* To be done *
Repeat the full listing below verbatim and keep the images out.

Excerpts from a figure dataset:
BEGIN

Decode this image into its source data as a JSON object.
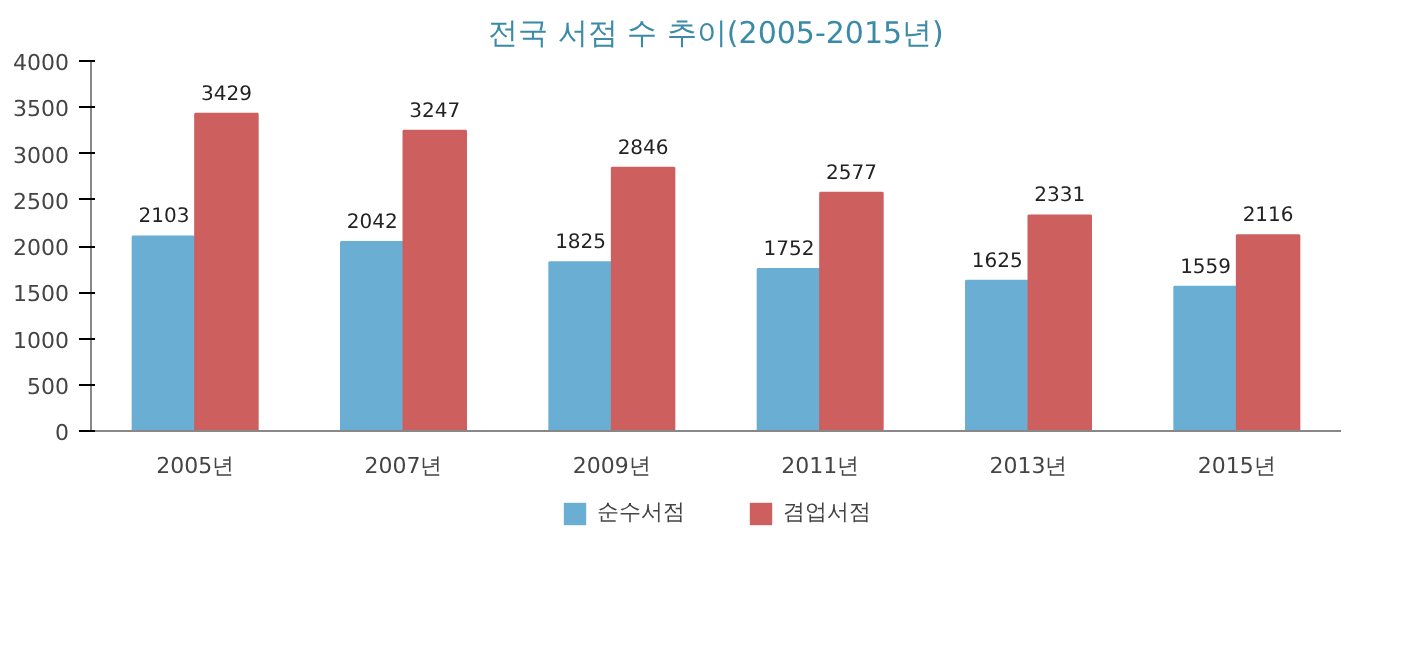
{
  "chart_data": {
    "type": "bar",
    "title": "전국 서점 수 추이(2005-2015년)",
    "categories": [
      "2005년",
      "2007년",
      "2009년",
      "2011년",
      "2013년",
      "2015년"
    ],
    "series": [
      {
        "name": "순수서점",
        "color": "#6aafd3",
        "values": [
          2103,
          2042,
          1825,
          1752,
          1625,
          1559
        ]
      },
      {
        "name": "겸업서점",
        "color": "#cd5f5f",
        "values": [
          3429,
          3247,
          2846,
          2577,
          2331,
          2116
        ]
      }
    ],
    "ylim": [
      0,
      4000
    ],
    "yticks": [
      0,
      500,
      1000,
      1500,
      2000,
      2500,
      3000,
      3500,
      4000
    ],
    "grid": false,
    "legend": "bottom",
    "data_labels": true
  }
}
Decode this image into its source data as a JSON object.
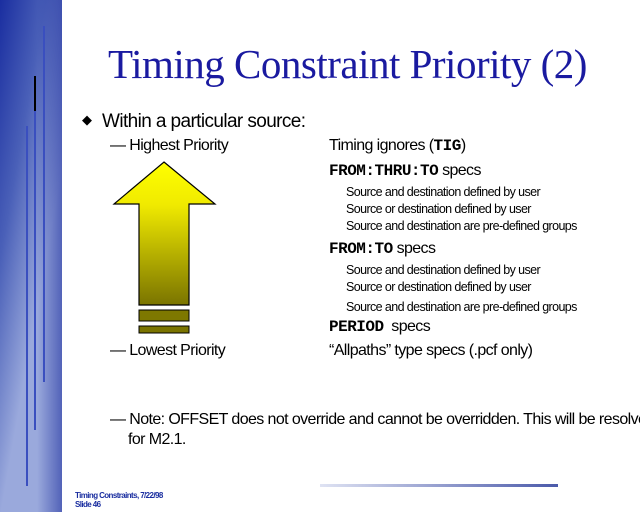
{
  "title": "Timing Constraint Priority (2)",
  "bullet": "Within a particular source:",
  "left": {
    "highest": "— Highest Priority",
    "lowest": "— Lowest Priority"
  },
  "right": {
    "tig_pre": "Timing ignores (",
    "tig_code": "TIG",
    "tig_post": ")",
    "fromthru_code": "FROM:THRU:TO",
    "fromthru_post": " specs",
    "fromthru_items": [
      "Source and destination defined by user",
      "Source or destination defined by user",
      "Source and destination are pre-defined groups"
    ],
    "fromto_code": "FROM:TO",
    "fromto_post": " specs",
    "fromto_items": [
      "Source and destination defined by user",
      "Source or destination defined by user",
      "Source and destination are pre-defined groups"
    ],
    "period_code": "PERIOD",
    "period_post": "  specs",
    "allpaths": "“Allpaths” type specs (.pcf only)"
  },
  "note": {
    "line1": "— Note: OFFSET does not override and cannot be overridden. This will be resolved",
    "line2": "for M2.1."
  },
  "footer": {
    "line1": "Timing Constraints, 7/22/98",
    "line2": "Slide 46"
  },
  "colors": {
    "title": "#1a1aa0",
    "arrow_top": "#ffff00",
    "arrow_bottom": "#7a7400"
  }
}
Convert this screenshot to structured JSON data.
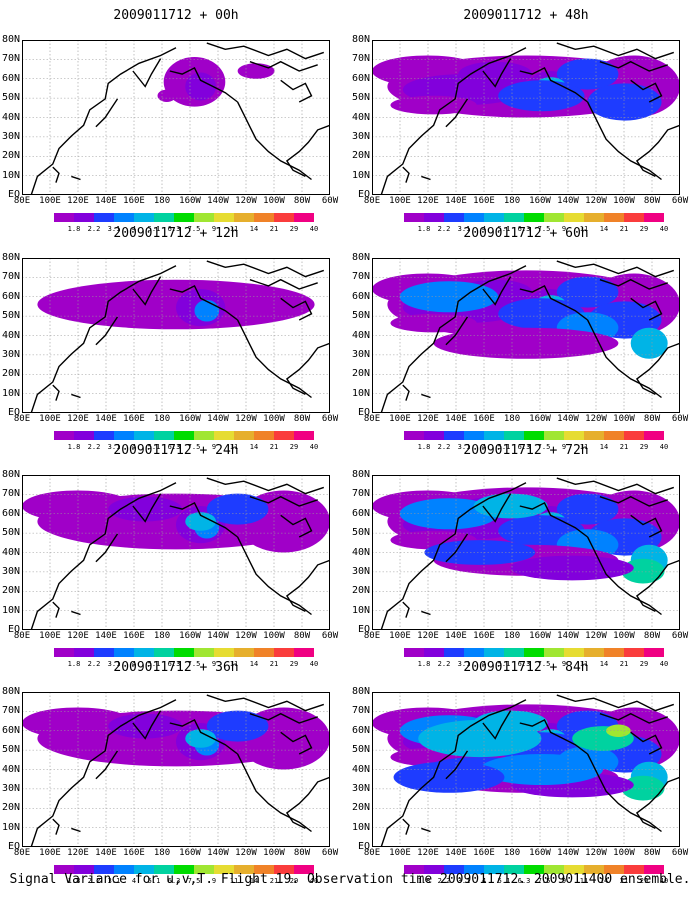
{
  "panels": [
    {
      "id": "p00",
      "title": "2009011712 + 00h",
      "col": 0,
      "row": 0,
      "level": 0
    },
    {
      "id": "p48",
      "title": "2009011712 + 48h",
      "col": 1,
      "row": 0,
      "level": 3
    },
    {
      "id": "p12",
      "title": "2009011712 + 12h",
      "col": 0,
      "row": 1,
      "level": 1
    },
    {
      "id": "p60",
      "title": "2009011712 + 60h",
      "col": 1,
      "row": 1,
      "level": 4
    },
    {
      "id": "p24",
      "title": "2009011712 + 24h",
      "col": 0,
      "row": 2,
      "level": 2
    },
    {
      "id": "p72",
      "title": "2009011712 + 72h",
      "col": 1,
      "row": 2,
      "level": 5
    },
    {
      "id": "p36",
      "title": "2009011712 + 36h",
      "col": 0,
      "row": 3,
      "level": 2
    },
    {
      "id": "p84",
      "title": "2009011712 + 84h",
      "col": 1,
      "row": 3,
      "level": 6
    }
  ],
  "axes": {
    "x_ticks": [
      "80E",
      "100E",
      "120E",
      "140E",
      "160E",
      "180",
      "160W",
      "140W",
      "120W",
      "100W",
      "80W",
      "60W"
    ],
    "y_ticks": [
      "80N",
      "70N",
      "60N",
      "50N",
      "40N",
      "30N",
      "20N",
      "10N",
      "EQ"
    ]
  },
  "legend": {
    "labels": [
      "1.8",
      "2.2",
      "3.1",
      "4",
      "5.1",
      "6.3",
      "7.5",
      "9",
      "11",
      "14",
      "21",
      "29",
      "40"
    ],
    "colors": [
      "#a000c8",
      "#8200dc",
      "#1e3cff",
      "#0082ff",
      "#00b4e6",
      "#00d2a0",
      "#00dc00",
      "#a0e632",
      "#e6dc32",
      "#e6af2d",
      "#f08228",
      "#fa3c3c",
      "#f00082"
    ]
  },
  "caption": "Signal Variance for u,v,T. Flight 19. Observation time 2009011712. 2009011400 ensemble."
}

END

* Answer to the exercise *
Decode this image into its source data as a JSON object.
{
  "chart_data": {
    "type": "bar",
    "title": "전국 서점 수 추이(2005-2015년)",
    "categories": [
      "2005년",
      "2007년",
      "2009년",
      "2011년",
      "2013년",
      "2015년"
    ],
    "series": [
      {
        "name": "순수서점",
        "color": "#6aafd3",
        "values": [
          2103,
          2042,
          1825,
          1752,
          1625,
          1559
        ]
      },
      {
        "name": "겸업서점",
        "color": "#cd5f5f",
        "values": [
          3429,
          3247,
          2846,
          2577,
          2331,
          2116
        ]
      }
    ],
    "ylim": [
      0,
      4000
    ],
    "yticks": [
      0,
      500,
      1000,
      1500,
      2000,
      2500,
      3000,
      3500,
      4000
    ],
    "grid": false,
    "legend": "bottom",
    "data_labels": true
  }
}
Decode this image into its source data as a JSON object.
{
  "title": "Timing Constraint Priority (2)",
  "bullet": "Within a particular source:",
  "left": {
    "highest": "— Highest Priority",
    "lowest": "— Lowest Priority"
  },
  "right": {
    "tig_pre": "Timing ignores (",
    "tig_code": "TIG",
    "tig_post": ")",
    "fromthru_code": "FROM:THRU:TO",
    "fromthru_post": " specs",
    "fromthru_items": [
      "Source and destination defined by user",
      "Source or destination defined by user",
      "Source and destination are pre-defined groups"
    ],
    "fromto_code": "FROM:TO",
    "fromto_post": " specs",
    "fromto_items": [
      "Source and destination defined by user",
      "Source or destination defined by user",
      "Source and destination are pre-defined groups"
    ],
    "period_code": "PERIOD",
    "period_post": "  specs",
    "allpaths": "“Allpaths” type specs (.pcf only)"
  },
  "note": {
    "line1": "— Note: OFFSET does not override and cannot be overridden. This will be resolved",
    "line2": "for M2.1."
  },
  "footer": {
    "line1": "Timing Constraints, 7/22/98",
    "line2": "Slide 46"
  },
  "colors": {
    "title": "#1a1aa0",
    "arrow_top": "#ffff00",
    "arrow_bottom": "#7a7400"
  }
}
Convert this screenshot to structured JSON data.
{
  "panels": [
    {
      "id": "p00",
      "title": "2009011712 + 00h",
      "col": 0,
      "row": 0,
      "level": 0
    },
    {
      "id": "p48",
      "title": "2009011712 + 48h",
      "col": 1,
      "row": 0,
      "level": 3
    },
    {
      "id": "p12",
      "title": "2009011712 + 12h",
      "col": 0,
      "row": 1,
      "level": 1
    },
    {
      "id": "p60",
      "title": "2009011712 + 60h",
      "col": 1,
      "row": 1,
      "level": 4
    },
    {
      "id": "p24",
      "title": "2009011712 + 24h",
      "col": 0,
      "row": 2,
      "level": 2
    },
    {
      "id": "p72",
      "title": "2009011712 + 72h",
      "col": 1,
      "row": 2,
      "level": 5
    },
    {
      "id": "p36",
      "title": "2009011712 + 36h",
      "col": 0,
      "row": 3,
      "level": 2
    },
    {
      "id": "p84",
      "title": "2009011712 + 84h",
      "col": 1,
      "row": 3,
      "level": 6
    }
  ],
  "axes": {
    "x_ticks": [
      "80E",
      "100E",
      "120E",
      "140E",
      "160E",
      "180",
      "160W",
      "140W",
      "120W",
      "100W",
      "80W",
      "60W"
    ],
    "y_ticks": [
      "80N",
      "70N",
      "60N",
      "50N",
      "40N",
      "30N",
      "20N",
      "10N",
      "EQ"
    ]
  },
  "legend": {
    "labels": [
      "1.8",
      "2.2",
      "3.1",
      "4",
      "5.1",
      "6.3",
      "7.5",
      "9",
      "11",
      "14",
      "21",
      "29",
      "40"
    ],
    "colors": [
      "#a000c8",
      "#8200dc",
      "#1e3cff",
      "#0082ff",
      "#00b4e6",
      "#00d2a0",
      "#00dc00",
      "#a0e632",
      "#e6dc32",
      "#e6af2d",
      "#f08228",
      "#fa3c3c",
      "#f00082"
    ]
  },
  "caption": "Signal Variance for u,v,T. Flight 19. Observation time 2009011712. 2009011400 ensemble."
}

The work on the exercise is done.